- **DIRECTIONS FOR THIS TASK**: From the records below, pull out every line that contains the word "Submit".

- **RECORDS FOR THIS TASK**:

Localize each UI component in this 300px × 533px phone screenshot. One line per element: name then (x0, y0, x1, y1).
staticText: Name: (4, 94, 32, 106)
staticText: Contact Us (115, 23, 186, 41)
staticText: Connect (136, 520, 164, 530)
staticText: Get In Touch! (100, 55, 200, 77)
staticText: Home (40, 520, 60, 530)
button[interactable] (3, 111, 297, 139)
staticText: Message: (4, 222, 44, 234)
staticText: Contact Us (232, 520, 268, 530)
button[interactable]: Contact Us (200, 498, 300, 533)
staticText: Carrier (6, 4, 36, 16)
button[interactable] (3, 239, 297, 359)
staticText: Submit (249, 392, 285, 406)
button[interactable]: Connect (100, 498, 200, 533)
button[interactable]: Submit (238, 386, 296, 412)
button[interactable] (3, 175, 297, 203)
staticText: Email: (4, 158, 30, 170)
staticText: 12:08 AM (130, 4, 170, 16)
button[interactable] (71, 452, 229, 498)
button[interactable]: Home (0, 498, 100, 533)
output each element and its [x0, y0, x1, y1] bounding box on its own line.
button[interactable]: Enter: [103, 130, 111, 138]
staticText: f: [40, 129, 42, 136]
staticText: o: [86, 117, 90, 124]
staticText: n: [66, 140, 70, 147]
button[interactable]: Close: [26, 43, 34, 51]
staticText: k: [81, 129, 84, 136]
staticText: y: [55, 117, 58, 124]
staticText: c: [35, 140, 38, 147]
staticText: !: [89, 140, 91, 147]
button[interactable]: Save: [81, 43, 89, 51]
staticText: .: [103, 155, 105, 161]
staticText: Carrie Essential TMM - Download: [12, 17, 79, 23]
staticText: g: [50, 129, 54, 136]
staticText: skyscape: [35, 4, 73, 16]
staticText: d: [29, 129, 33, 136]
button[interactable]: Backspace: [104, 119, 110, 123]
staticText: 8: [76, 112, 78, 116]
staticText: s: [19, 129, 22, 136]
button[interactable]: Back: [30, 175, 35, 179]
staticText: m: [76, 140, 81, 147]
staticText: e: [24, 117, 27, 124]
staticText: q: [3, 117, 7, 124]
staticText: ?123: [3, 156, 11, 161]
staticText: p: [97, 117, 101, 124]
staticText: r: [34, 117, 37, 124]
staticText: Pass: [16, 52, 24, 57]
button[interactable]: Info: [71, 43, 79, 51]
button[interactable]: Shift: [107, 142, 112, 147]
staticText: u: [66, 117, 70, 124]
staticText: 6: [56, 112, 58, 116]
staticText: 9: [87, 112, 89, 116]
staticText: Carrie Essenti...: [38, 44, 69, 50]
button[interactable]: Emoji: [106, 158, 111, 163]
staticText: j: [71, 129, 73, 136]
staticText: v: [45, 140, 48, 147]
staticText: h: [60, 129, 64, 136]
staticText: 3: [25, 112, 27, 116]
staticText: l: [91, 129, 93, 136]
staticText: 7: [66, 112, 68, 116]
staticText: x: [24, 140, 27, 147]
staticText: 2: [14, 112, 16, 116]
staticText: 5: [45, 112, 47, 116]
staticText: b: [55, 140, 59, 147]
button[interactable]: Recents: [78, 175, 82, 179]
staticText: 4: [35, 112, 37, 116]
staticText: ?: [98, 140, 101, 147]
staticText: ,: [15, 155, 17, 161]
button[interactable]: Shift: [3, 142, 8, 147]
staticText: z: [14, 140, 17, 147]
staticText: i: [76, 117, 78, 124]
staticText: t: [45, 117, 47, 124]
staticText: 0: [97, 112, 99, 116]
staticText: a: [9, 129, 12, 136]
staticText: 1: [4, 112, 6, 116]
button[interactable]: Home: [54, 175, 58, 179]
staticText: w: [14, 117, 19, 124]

- **ANSWER TO THIS PROBLEM**:
staticText: Submit (249, 392, 285, 406)
button[interactable]: Submit (238, 386, 296, 412)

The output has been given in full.